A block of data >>
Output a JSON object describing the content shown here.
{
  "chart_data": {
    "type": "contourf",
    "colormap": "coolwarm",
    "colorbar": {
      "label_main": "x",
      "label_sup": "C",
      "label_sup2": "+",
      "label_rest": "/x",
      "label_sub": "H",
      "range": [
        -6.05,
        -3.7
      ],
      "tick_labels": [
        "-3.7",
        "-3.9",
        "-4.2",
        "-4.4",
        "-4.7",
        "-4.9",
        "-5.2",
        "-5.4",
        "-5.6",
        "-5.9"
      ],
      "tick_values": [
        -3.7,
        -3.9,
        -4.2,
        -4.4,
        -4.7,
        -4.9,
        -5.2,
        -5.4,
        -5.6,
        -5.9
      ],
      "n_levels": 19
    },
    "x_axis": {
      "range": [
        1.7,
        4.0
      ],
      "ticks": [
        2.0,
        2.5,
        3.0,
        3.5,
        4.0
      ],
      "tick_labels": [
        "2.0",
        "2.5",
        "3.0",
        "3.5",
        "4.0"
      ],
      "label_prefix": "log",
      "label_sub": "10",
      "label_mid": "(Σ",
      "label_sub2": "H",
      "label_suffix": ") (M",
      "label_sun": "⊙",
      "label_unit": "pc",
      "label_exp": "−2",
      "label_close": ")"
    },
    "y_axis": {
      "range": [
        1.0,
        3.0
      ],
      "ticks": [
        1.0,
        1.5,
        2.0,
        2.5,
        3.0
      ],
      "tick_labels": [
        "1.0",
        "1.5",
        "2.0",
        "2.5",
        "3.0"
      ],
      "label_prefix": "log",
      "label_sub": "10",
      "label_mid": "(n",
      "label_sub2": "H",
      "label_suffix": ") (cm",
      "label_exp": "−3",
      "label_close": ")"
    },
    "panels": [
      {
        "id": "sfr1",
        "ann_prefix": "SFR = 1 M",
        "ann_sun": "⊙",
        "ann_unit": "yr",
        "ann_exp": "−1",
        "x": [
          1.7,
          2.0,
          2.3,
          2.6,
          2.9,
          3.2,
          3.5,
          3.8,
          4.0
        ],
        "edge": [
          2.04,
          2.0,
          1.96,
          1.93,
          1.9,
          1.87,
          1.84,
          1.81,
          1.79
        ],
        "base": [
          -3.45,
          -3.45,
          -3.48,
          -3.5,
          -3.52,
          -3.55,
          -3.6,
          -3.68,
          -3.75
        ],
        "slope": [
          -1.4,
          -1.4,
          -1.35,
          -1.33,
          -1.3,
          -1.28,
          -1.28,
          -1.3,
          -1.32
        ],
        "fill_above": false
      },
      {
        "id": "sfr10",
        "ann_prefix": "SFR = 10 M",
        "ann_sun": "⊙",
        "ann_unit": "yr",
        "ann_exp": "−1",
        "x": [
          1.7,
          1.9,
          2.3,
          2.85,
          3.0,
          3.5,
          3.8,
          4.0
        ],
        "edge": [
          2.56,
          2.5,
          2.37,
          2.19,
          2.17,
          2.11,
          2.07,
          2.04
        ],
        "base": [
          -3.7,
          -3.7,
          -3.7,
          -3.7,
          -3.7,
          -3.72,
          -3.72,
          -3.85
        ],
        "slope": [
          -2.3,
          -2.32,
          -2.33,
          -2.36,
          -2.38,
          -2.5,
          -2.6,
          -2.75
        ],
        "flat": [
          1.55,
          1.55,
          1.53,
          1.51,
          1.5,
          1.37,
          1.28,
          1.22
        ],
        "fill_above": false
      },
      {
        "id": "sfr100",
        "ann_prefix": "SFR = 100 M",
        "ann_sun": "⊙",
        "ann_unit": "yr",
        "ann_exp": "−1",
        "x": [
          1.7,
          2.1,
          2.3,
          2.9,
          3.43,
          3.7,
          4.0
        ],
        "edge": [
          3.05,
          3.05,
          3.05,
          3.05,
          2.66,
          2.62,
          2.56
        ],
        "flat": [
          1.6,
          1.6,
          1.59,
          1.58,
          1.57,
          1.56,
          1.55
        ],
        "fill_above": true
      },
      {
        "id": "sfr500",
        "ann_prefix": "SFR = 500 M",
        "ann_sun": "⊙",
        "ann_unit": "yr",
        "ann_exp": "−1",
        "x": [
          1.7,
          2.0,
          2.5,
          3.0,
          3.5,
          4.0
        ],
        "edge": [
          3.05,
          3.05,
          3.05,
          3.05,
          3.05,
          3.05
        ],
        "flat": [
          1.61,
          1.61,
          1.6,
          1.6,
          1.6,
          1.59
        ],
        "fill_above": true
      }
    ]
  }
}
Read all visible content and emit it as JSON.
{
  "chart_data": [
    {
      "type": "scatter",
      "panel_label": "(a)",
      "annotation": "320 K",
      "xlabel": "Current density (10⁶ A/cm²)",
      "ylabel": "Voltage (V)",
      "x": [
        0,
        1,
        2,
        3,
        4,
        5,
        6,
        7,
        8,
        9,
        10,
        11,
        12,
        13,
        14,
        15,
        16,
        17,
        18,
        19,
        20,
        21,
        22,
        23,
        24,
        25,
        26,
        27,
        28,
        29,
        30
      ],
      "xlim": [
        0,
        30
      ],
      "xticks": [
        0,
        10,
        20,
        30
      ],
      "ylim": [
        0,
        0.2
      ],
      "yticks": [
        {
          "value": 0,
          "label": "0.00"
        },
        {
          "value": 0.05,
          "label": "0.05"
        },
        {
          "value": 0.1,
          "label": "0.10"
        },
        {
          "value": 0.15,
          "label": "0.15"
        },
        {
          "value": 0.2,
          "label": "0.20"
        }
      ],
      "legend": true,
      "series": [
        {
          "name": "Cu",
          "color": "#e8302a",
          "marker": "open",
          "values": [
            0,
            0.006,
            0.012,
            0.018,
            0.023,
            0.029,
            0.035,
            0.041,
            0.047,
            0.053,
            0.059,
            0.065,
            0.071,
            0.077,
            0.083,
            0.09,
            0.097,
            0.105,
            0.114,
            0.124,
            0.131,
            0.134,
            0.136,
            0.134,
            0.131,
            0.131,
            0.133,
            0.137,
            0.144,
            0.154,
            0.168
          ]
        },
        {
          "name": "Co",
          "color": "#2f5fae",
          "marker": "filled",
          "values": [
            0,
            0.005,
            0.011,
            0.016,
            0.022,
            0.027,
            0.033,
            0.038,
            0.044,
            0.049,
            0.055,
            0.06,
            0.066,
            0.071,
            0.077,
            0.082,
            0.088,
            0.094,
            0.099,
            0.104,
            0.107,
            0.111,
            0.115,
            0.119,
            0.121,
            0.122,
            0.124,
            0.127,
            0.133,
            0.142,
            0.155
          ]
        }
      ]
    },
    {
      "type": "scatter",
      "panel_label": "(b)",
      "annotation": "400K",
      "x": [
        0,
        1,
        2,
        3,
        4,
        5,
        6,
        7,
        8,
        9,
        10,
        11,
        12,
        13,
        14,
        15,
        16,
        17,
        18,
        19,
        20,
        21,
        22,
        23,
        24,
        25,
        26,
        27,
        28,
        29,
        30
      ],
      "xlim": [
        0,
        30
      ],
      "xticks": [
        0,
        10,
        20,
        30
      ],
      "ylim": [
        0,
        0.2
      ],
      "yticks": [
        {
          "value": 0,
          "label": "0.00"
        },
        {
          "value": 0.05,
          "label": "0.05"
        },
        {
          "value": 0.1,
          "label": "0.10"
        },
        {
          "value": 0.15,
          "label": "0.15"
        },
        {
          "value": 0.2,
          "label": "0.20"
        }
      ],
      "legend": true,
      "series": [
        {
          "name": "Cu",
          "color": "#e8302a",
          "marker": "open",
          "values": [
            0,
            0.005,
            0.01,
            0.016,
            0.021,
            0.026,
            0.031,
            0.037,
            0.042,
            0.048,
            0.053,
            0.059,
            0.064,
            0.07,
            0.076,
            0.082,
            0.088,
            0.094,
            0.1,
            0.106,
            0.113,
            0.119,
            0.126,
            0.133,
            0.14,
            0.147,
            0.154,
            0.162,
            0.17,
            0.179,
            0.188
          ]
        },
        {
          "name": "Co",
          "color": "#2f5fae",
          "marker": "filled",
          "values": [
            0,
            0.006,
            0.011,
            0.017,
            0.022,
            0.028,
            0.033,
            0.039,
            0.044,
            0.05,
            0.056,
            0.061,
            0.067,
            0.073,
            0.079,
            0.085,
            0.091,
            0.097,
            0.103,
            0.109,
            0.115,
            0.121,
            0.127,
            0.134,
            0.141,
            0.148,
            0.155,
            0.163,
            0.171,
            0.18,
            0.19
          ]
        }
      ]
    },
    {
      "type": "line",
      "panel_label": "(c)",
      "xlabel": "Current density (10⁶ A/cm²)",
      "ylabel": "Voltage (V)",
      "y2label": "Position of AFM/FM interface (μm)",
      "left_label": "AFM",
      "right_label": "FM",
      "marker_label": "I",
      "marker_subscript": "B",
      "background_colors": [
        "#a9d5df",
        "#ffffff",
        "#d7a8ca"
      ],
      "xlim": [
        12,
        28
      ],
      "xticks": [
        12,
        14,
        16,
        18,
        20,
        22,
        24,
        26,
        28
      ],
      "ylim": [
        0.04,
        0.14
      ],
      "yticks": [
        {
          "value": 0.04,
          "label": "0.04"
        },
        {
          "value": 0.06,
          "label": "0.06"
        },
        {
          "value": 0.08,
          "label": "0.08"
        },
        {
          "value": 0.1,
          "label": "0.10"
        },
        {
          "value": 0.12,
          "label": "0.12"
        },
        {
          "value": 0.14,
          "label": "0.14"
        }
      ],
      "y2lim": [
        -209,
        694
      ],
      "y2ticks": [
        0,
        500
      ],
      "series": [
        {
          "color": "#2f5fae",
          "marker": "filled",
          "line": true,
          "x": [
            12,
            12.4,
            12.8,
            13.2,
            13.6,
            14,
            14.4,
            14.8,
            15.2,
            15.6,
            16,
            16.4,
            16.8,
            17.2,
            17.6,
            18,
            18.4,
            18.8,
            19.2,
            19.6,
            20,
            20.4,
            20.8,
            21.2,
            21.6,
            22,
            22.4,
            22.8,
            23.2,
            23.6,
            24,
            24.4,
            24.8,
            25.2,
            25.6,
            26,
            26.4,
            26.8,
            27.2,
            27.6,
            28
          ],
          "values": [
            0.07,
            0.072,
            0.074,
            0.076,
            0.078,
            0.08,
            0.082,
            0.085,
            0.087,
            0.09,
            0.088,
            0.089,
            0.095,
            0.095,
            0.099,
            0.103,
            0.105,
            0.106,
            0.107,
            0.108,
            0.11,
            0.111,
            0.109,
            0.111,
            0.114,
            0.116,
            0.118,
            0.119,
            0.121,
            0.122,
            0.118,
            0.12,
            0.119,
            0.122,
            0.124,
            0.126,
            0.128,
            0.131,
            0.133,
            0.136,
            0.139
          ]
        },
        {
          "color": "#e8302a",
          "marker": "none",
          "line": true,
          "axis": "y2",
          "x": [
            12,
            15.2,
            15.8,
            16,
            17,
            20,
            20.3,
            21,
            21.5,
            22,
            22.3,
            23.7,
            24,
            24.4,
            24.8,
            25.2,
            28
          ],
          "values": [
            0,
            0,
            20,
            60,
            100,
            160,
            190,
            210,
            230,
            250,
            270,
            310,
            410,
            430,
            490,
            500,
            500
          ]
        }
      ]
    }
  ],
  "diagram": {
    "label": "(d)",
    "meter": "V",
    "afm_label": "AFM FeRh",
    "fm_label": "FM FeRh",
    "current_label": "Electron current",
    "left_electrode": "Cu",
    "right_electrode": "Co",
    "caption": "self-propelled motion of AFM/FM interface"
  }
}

Written exercise >>
Whenever "content" turns up in a line, pick that line out.

Output of the exercise >>
Output a JSON object describing the content shown here.
Read all visible content and emit it as JSON.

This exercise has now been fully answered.